[Items listed in a dataset]
# # # #

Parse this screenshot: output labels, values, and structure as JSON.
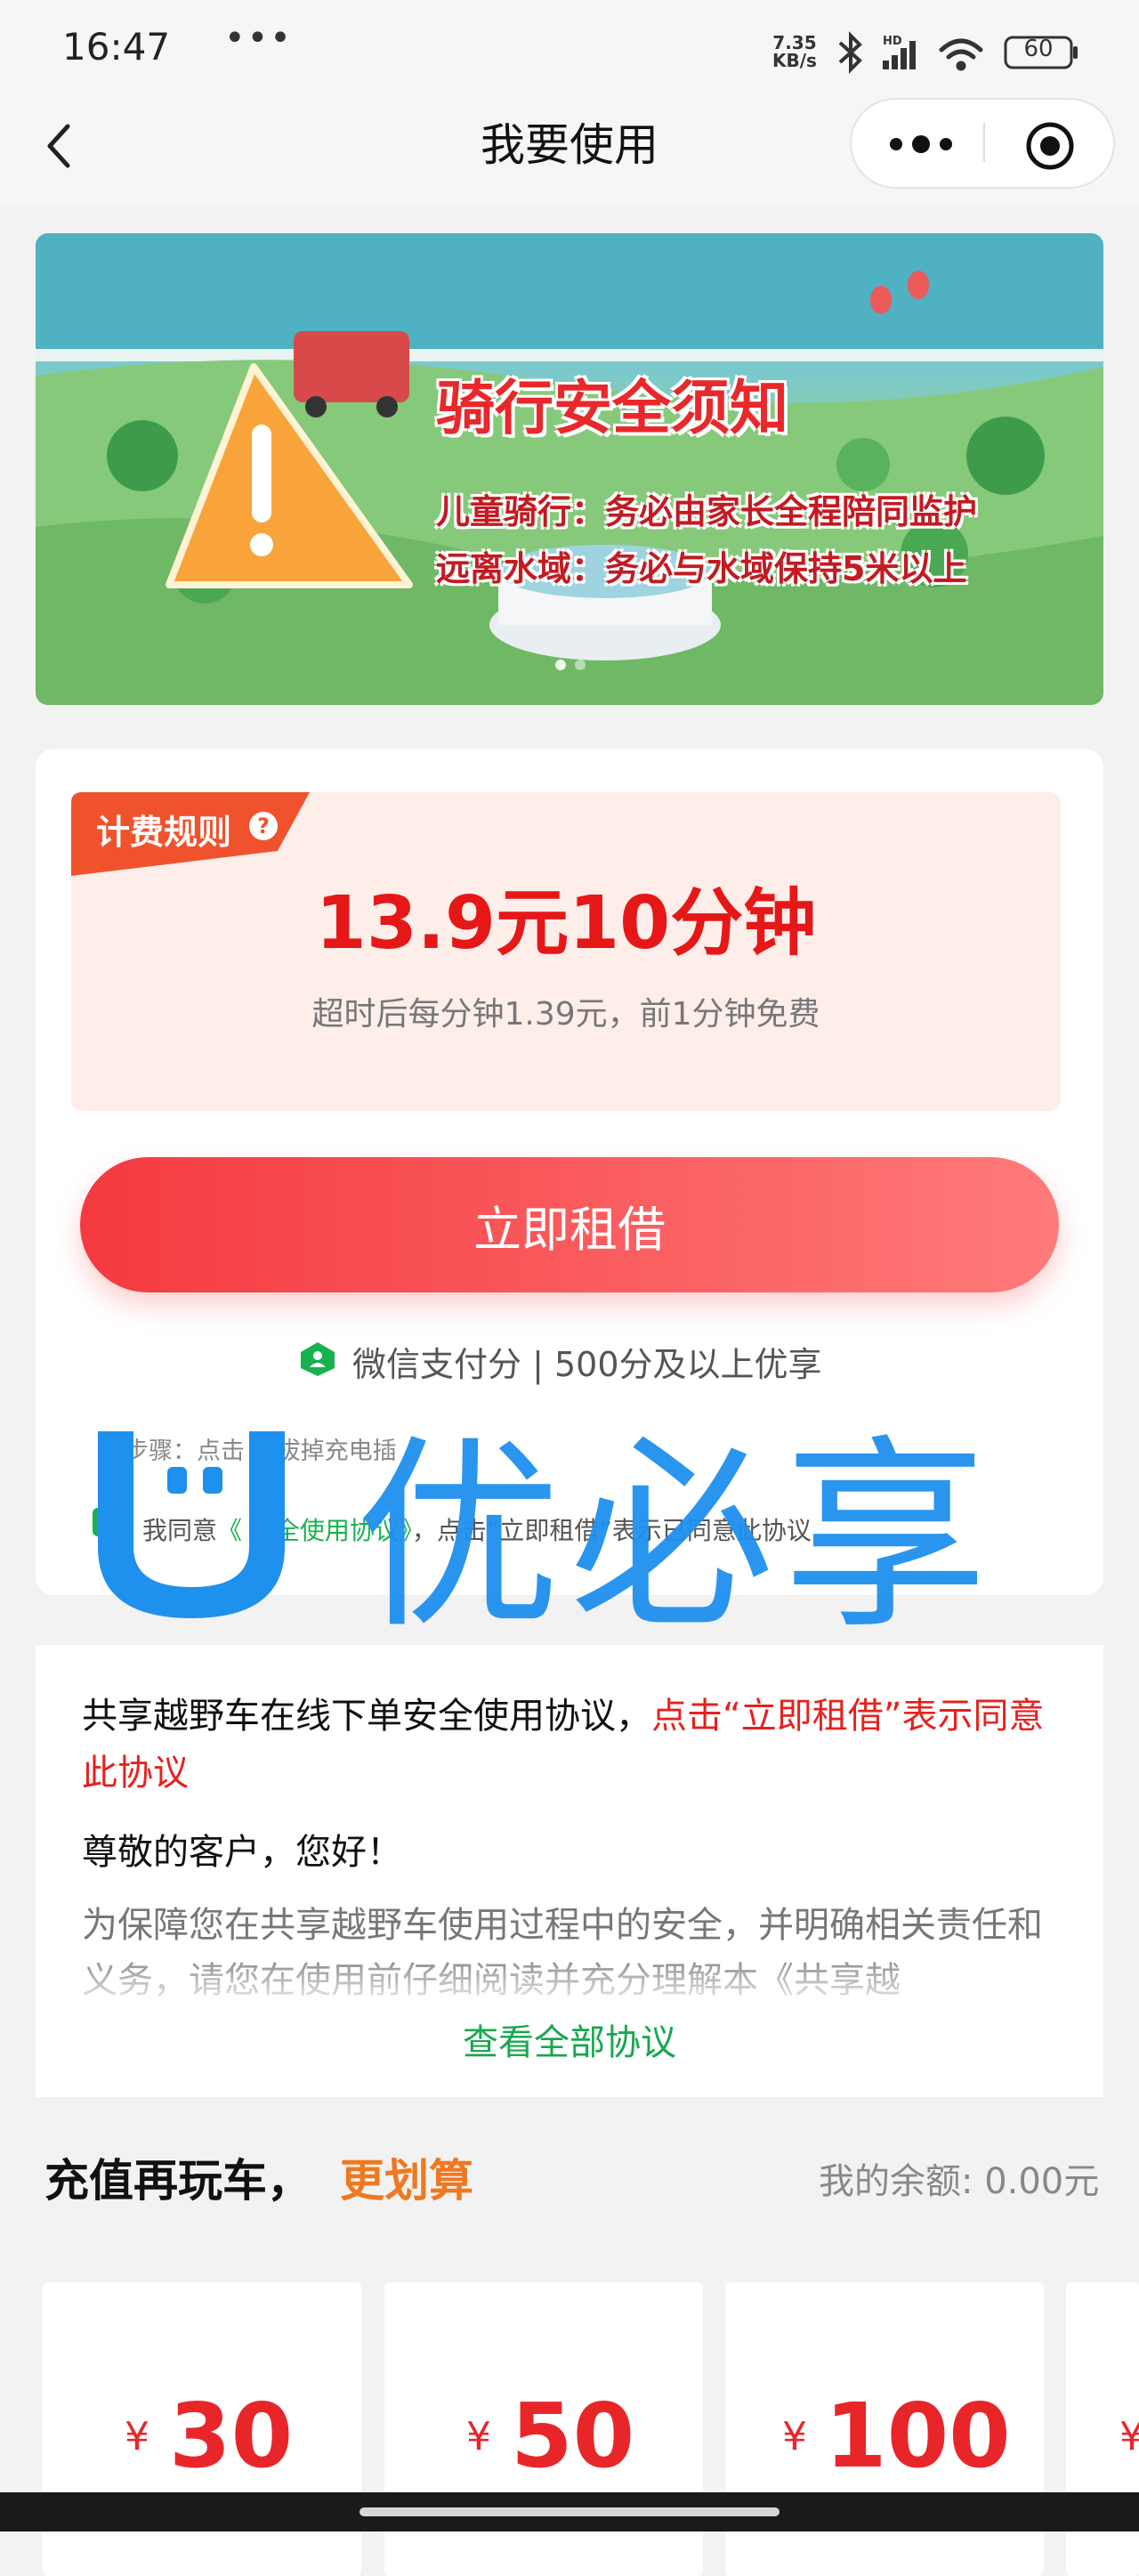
{
  "status_bar": {
    "time": "16:47",
    "dots": "•••",
    "net_speed_value": "7.35",
    "net_speed_unit": "KB/s",
    "battery": "60"
  },
  "nav": {
    "title": "我要使用",
    "more_icon": "more-dots-icon",
    "close_icon": "target-circle-icon"
  },
  "banner": {
    "title": "骑行安全须知",
    "line1": "儿童骑行：务必由家长全程陪同监护",
    "line2": "远离水域：务必与水域保持5米以上"
  },
  "pricing": {
    "rule_tag": "计费规则",
    "rule_help": "?",
    "price": "13.9元10分钟",
    "sub": "超时后每分钟1.39元，前1分钟免费"
  },
  "rent_button": "立即租借",
  "wechat_pay": "微信支付分 | 500分及以上优享",
  "steps_text": "步骤：点击        ，拔掉充电插",
  "agree": {
    "prefix": "我同意",
    "link": "《   安全使用协议》",
    "suffix": "，点击“立即租借”表示已同意此协议"
  },
  "watermark": {
    "text": "优必享"
  },
  "agreement": {
    "p1_black": "共享越野车在线下单安全使用协议，",
    "p1_red": "点击“立即租借”表示同意此协议",
    "greeting": "尊敬的客户，您好！",
    "body": "为保障您在共享越野车使用过程中的安全，并明确相关责任和义务，请您在使用前仔细阅读并充分理解本《共享越",
    "view_all": "查看全部协议"
  },
  "recharge": {
    "title": "充值再玩车，",
    "accent": "更划算",
    "balance": "我的余额: 0.00元",
    "currency": "¥",
    "tiles": [
      "30",
      "50",
      "100"
    ]
  },
  "colors": {
    "accent_red": "#e61717",
    "button_red": "#f43a3f",
    "green": "#17b24f",
    "orange": "#f07820",
    "watermark_blue": "#1e90ee"
  }
}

# # # #

Instructions to follow: Print all of the entries word for word. Omit the pictures they contain.

The result:
Parse this screenshot: output labels, values, and structure as JSON.
{
  "status_bar": {
    "time": "16:47",
    "dots": "•••",
    "net_speed_value": "7.35",
    "net_speed_unit": "KB/s",
    "battery": "60"
  },
  "nav": {
    "title": "我要使用",
    "more_icon": "more-dots-icon",
    "close_icon": "target-circle-icon"
  },
  "banner": {
    "title": "骑行安全须知",
    "line1": "儿童骑行：务必由家长全程陪同监护",
    "line2": "远离水域：务必与水域保持5米以上"
  },
  "pricing": {
    "rule_tag": "计费规则",
    "rule_help": "?",
    "price": "13.9元10分钟",
    "sub": "超时后每分钟1.39元，前1分钟免费"
  },
  "rent_button": "立即租借",
  "wechat_pay": "微信支付分 | 500分及以上优享",
  "steps_text": "步骤：点击        ，拔掉充电插",
  "agree": {
    "prefix": "我同意",
    "link": "《   安全使用协议》",
    "suffix": "，点击“立即租借”表示已同意此协议"
  },
  "watermark": {
    "text": "优必享"
  },
  "agreement": {
    "p1_black": "共享越野车在线下单安全使用协议，",
    "p1_red": "点击“立即租借”表示同意此协议",
    "greeting": "尊敬的客户，您好！",
    "body": "为保障您在共享越野车使用过程中的安全，并明确相关责任和义务，请您在使用前仔细阅读并充分理解本《共享越",
    "view_all": "查看全部协议"
  },
  "recharge": {
    "title": "充值再玩车，",
    "accent": "更划算",
    "balance": "我的余额: 0.00元",
    "currency": "¥",
    "tiles": [
      "30",
      "50",
      "100"
    ]
  },
  "colors": {
    "accent_red": "#e61717",
    "button_red": "#f43a3f",
    "green": "#17b24f",
    "orange": "#f07820",
    "watermark_blue": "#1e90ee"
  }
}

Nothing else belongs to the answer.